## Work to do
Repeat all the records exactly, omitting pictures.

— start Dataset rows —

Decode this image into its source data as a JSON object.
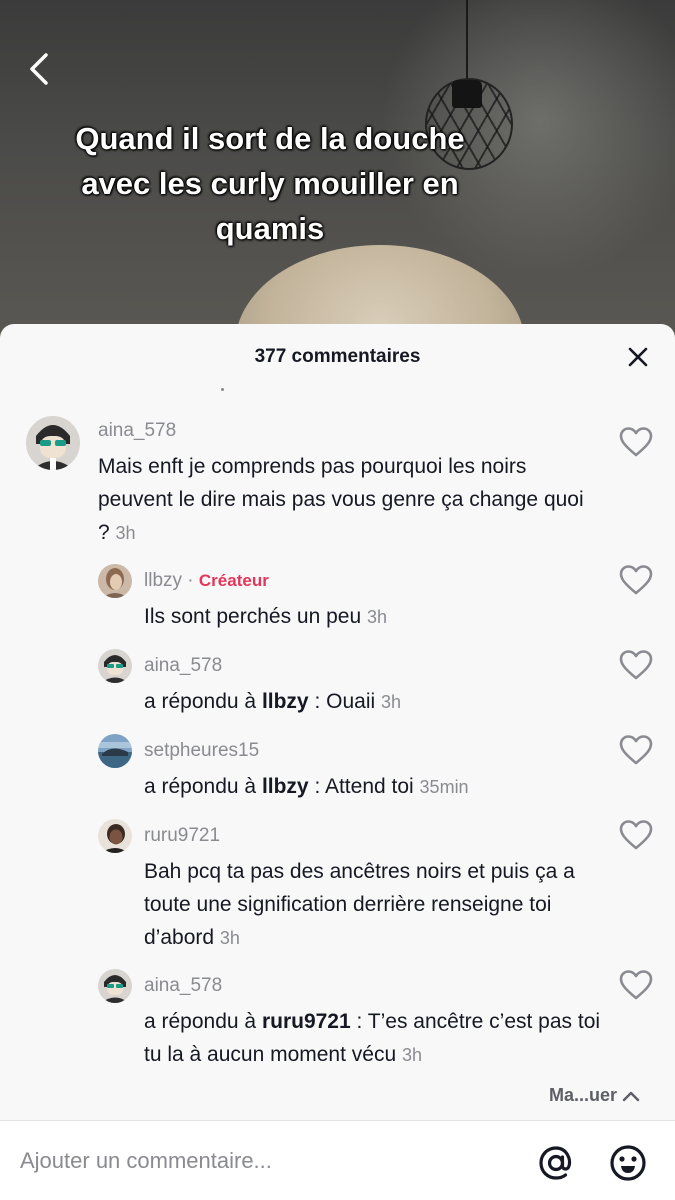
{
  "video": {
    "caption": "Quand il sort de la douche avec les curly mouiller en quamis",
    "back_icon": "chevron-left-icon"
  },
  "comments_panel": {
    "title": "377 commentaires",
    "close_icon": "close-icon",
    "collapse_label": "Ma...uer",
    "collapse_icon": "chevron-up-icon"
  },
  "comments": [
    {
      "username": "aina_578",
      "text": "Mais enft je comprends pas pourquoi les noirs peuvent le dire mais pas vous genre ça change quoi ?",
      "time": "3h",
      "like_icon": "heart-outline-icon"
    },
    {
      "username": "llbzy",
      "badge_sep": " · ",
      "badge": "Créateur",
      "text": "Ils sont perchés un peu",
      "time": "3h",
      "like_icon": "heart-outline-icon"
    },
    {
      "username": "aina_578",
      "reply_prefix": "a répondu à ",
      "reply_to": "llbzy",
      "text": " : Ouaii",
      "time": "3h",
      "like_icon": "heart-outline-icon"
    },
    {
      "username": "setpheures15",
      "reply_prefix": "a répondu à ",
      "reply_to": "llbzy",
      "text": " : Attend toi",
      "time": "35min",
      "like_icon": "heart-outline-icon"
    },
    {
      "username": "ruru9721",
      "text": "Bah pcq ta pas des ancêtres noirs et puis ça a toute une signification derrière renseigne toi d’abord",
      "time": "3h",
      "like_icon": "heart-outline-icon"
    },
    {
      "username": "aina_578",
      "reply_prefix": "a répondu à ",
      "reply_to": "ruru9721",
      "text": " : T’es ancêtre c’est pas toi tu la à aucun moment vécu",
      "time": "3h",
      "like_icon": "heart-outline-icon"
    }
  ],
  "input_bar": {
    "placeholder": "Ajouter un commentaire...",
    "value": "",
    "mention_icon": "at-sign-icon",
    "emoji_icon": "emoji-icon"
  },
  "colors": {
    "sheet_bg": "#f8f8f8",
    "text_primary": "#161823",
    "text_secondary": "#8a8b91",
    "creator_badge": "#e3365a"
  }
}
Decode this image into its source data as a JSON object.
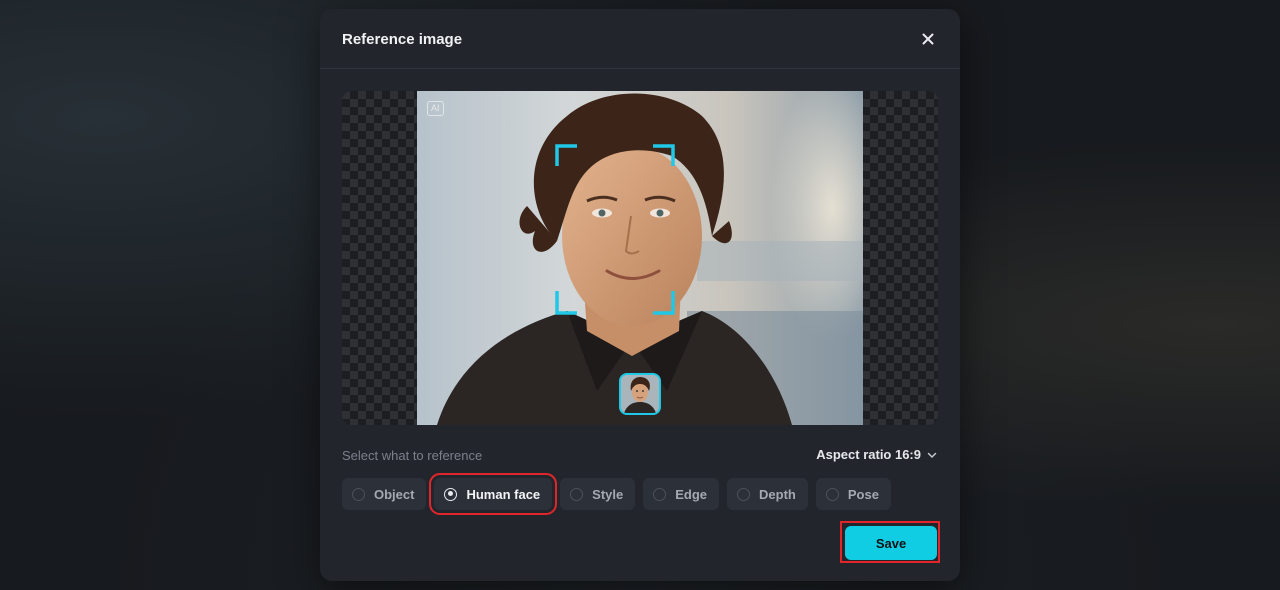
{
  "dialog": {
    "title": "Reference image",
    "close_icon": "close-icon"
  },
  "preview": {
    "badge": "AI",
    "face_frame_color": "#1ec8e6"
  },
  "reference": {
    "label": "Select what to reference",
    "aspect_ratio": "Aspect ratio 16:9",
    "options": [
      {
        "label": "Object",
        "selected": false
      },
      {
        "label": "Human face",
        "selected": true
      },
      {
        "label": "Style",
        "selected": false
      },
      {
        "label": "Edge",
        "selected": false
      },
      {
        "label": "Depth",
        "selected": false
      },
      {
        "label": "Pose",
        "selected": false
      }
    ]
  },
  "actions": {
    "save_label": "Save",
    "accent": "#11cde3",
    "highlight": "#e0262b"
  }
}
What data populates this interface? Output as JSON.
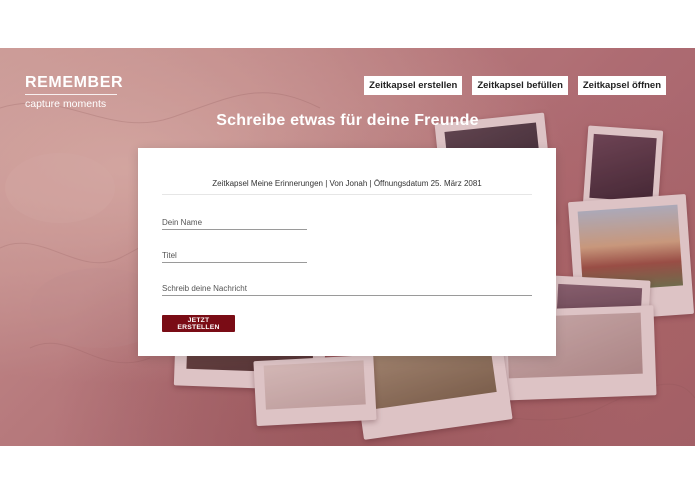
{
  "brand": {
    "title": "REMEMBER",
    "tagline": "capture moments"
  },
  "nav": {
    "items": [
      {
        "label": "Zeitkapsel erstellen"
      },
      {
        "label": "Zeitkapsel befüllen"
      },
      {
        "label": "Zeitkapsel öffnen"
      }
    ]
  },
  "headline": "Schreibe etwas für deine Freunde",
  "form": {
    "info": "Zeitkapsel Meine Erinnerungen | Von Jonah | Öffnungsdatum 25. März 2081",
    "name_placeholder": "Dein Name",
    "title_placeholder": "Titel",
    "message_placeholder": "Schreib deine Nachricht",
    "submit_label": "JETZT ERSTELLEN"
  },
  "colors": {
    "accent": "#7a0c15",
    "hero_tint": "#c58d8e"
  }
}
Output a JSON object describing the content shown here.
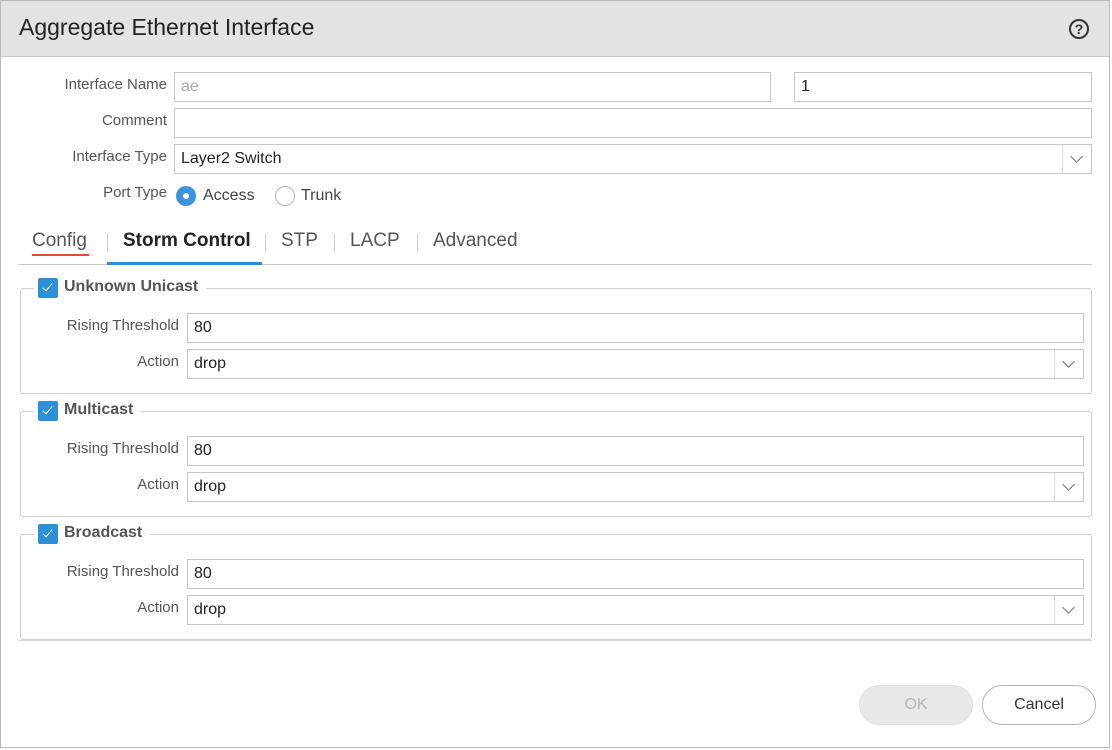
{
  "dialog": {
    "title": "Aggregate Ethernet Interface",
    "help_icon": "help-circle-icon"
  },
  "form": {
    "interface_name_label": "Interface Name",
    "interface_name_prefix": "ae",
    "interface_name_number": "1",
    "comment_label": "Comment",
    "comment_value": "",
    "interface_type_label": "Interface Type",
    "interface_type_value": "Layer2 Switch",
    "port_type_label": "Port Type",
    "port_type_options": [
      "Access",
      "Trunk"
    ],
    "port_type_selected": "Access"
  },
  "tabs": [
    {
      "label": "Config"
    },
    {
      "label": "Storm Control",
      "active": true
    },
    {
      "label": "STP"
    },
    {
      "label": "LACP"
    },
    {
      "label": "Advanced"
    }
  ],
  "storm_control": {
    "groups": [
      {
        "title": "Unknown Unicast",
        "checked": true,
        "rising_threshold_label": "Rising Threshold",
        "rising_threshold": "80",
        "action_label": "Action",
        "action": "drop"
      },
      {
        "title": "Multicast",
        "checked": true,
        "rising_threshold_label": "Rising Threshold",
        "rising_threshold": "80",
        "action_label": "Action",
        "action": "drop"
      },
      {
        "title": "Broadcast",
        "checked": true,
        "rising_threshold_label": "Rising Threshold",
        "rising_threshold": "80",
        "action_label": "Action",
        "action": "drop"
      }
    ]
  },
  "footer": {
    "ok_label": "OK",
    "ok_enabled": false,
    "cancel_label": "Cancel"
  },
  "colors": {
    "accent": "#2a8fd6",
    "radio_checked": "#3b93e0",
    "tab_config_underline": "#e0493b"
  }
}
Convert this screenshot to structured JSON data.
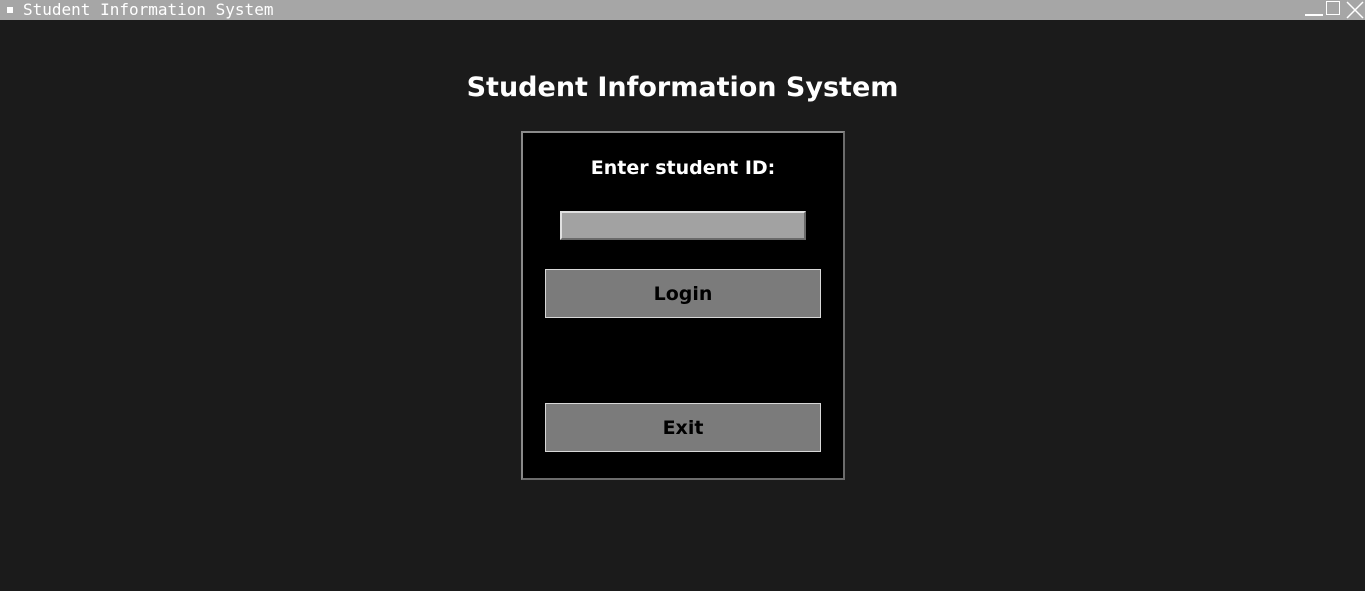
{
  "window": {
    "title": "Student Information System",
    "controls": {
      "minimize_icon": "minimize-icon",
      "maximize_icon": "maximize-icon",
      "close_icon": "close-icon"
    }
  },
  "main": {
    "heading": "Student Information System",
    "login_panel": {
      "prompt": "Enter student ID:",
      "student_id_value": "",
      "login_label": "Login",
      "exit_label": "Exit"
    }
  },
  "colors": {
    "background": "#1b1b1b",
    "titlebar": "#a6a6a6",
    "panel": "#000000",
    "input": "#a2a2a2",
    "button": "#7b7b7b"
  }
}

— end Dataset rows —

## Response
Decode this image into its source data as a JSON object.
{
  "video": {
    "caption": "Quand il sort de la douche avec les curly mouiller en quamis",
    "back_icon": "chevron-left-icon"
  },
  "comments_panel": {
    "title": "377 commentaires",
    "close_icon": "close-icon",
    "collapse_label": "Ma...uer",
    "collapse_icon": "chevron-up-icon"
  },
  "comments": [
    {
      "username": "aina_578",
      "text": "Mais enft je comprends pas pourquoi les noirs peuvent le dire mais pas vous genre ça change quoi ?",
      "time": "3h",
      "like_icon": "heart-outline-icon"
    },
    {
      "username": "llbzy",
      "badge_sep": " · ",
      "badge": "Créateur",
      "text": "Ils sont perchés un peu",
      "time": "3h",
      "like_icon": "heart-outline-icon"
    },
    {
      "username": "aina_578",
      "reply_prefix": "a répondu à ",
      "reply_to": "llbzy",
      "text": " : Ouaii",
      "time": "3h",
      "like_icon": "heart-outline-icon"
    },
    {
      "username": "setpheures15",
      "reply_prefix": "a répondu à ",
      "reply_to": "llbzy",
      "text": " : Attend toi",
      "time": "35min",
      "like_icon": "heart-outline-icon"
    },
    {
      "username": "ruru9721",
      "text": "Bah pcq ta pas des ancêtres noirs et puis ça a toute une signification derrière renseigne toi d’abord",
      "time": "3h",
      "like_icon": "heart-outline-icon"
    },
    {
      "username": "aina_578",
      "reply_prefix": "a répondu à ",
      "reply_to": "ruru9721",
      "text": " : T’es ancêtre c’est pas toi tu la à aucun moment vécu",
      "time": "3h",
      "like_icon": "heart-outline-icon"
    }
  ],
  "input_bar": {
    "placeholder": "Ajouter un commentaire...",
    "value": "",
    "mention_icon": "at-sign-icon",
    "emoji_icon": "emoji-icon"
  },
  "colors": {
    "sheet_bg": "#f8f8f8",
    "text_primary": "#161823",
    "text_secondary": "#8a8b91",
    "creator_badge": "#e3365a"
  }
}
Decode this image into its source data as a JSON object.
{
  "dialog": {
    "title": "Reference image",
    "close_icon": "close-icon"
  },
  "preview": {
    "badge": "AI",
    "face_frame_color": "#1ec8e6"
  },
  "reference": {
    "label": "Select what to reference",
    "aspect_ratio": "Aspect ratio 16:9",
    "options": [
      {
        "label": "Object",
        "selected": false
      },
      {
        "label": "Human face",
        "selected": true
      },
      {
        "label": "Style",
        "selected": false
      },
      {
        "label": "Edge",
        "selected": false
      },
      {
        "label": "Depth",
        "selected": false
      },
      {
        "label": "Pose",
        "selected": false
      }
    ]
  },
  "actions": {
    "save_label": "Save",
    "accent": "#11cde3",
    "highlight": "#e0262b"
  }
}
What data populates this interface? Output as JSON.
{
  "brand": {
    "title": "REMEMBER",
    "tagline": "capture moments"
  },
  "nav": {
    "items": [
      {
        "label": "Zeitkapsel erstellen"
      },
      {
        "label": "Zeitkapsel befüllen"
      },
      {
        "label": "Zeitkapsel öffnen"
      }
    ]
  },
  "headline": "Schreibe etwas für deine Freunde",
  "form": {
    "info": "Zeitkapsel Meine Erinnerungen | Von Jonah | Öffnungsdatum 25. März 2081",
    "name_placeholder": "Dein Name",
    "title_placeholder": "Titel",
    "message_placeholder": "Schreib deine Nachricht",
    "submit_label": "JETZT ERSTELLEN"
  },
  "colors": {
    "accent": "#7a0c15",
    "hero_tint": "#c58d8e"
  }
}
Output a JSON object describing the content shown here.
{
  "dialog": {
    "title": "Aggregate Ethernet Interface",
    "help_icon": "help-circle-icon"
  },
  "form": {
    "interface_name_label": "Interface Name",
    "interface_name_prefix": "ae",
    "interface_name_number": "1",
    "comment_label": "Comment",
    "comment_value": "",
    "interface_type_label": "Interface Type",
    "interface_type_value": "Layer2 Switch",
    "port_type_label": "Port Type",
    "port_type_options": [
      "Access",
      "Trunk"
    ],
    "port_type_selected": "Access"
  },
  "tabs": [
    {
      "label": "Config"
    },
    {
      "label": "Storm Control",
      "active": true
    },
    {
      "label": "STP"
    },
    {
      "label": "LACP"
    },
    {
      "label": "Advanced"
    }
  ],
  "storm_control": {
    "groups": [
      {
        "title": "Unknown Unicast",
        "checked": true,
        "rising_threshold_label": "Rising Threshold",
        "rising_threshold": "80",
        "action_label": "Action",
        "action": "drop"
      },
      {
        "title": "Multicast",
        "checked": true,
        "rising_threshold_label": "Rising Threshold",
        "rising_threshold": "80",
        "action_label": "Action",
        "action": "drop"
      },
      {
        "title": "Broadcast",
        "checked": true,
        "rising_threshold_label": "Rising Threshold",
        "rising_threshold": "80",
        "action_label": "Action",
        "action": "drop"
      }
    ]
  },
  "footer": {
    "ok_label": "OK",
    "ok_enabled": false,
    "cancel_label": "Cancel"
  },
  "colors": {
    "accent": "#2a8fd6",
    "radio_checked": "#3b93e0",
    "tab_config_underline": "#e0493b"
  }
}
Convert this screenshot to structured JSON data.
{
  "window": {
    "title": "Student Information System",
    "controls": {
      "minimize_icon": "minimize-icon",
      "maximize_icon": "maximize-icon",
      "close_icon": "close-icon"
    }
  },
  "main": {
    "heading": "Student Information System",
    "login_panel": {
      "prompt": "Enter student ID:",
      "student_id_value": "",
      "login_label": "Login",
      "exit_label": "Exit"
    }
  },
  "colors": {
    "background": "#1b1b1b",
    "titlebar": "#a6a6a6",
    "panel": "#000000",
    "input": "#a2a2a2",
    "button": "#7b7b7b"
  }
}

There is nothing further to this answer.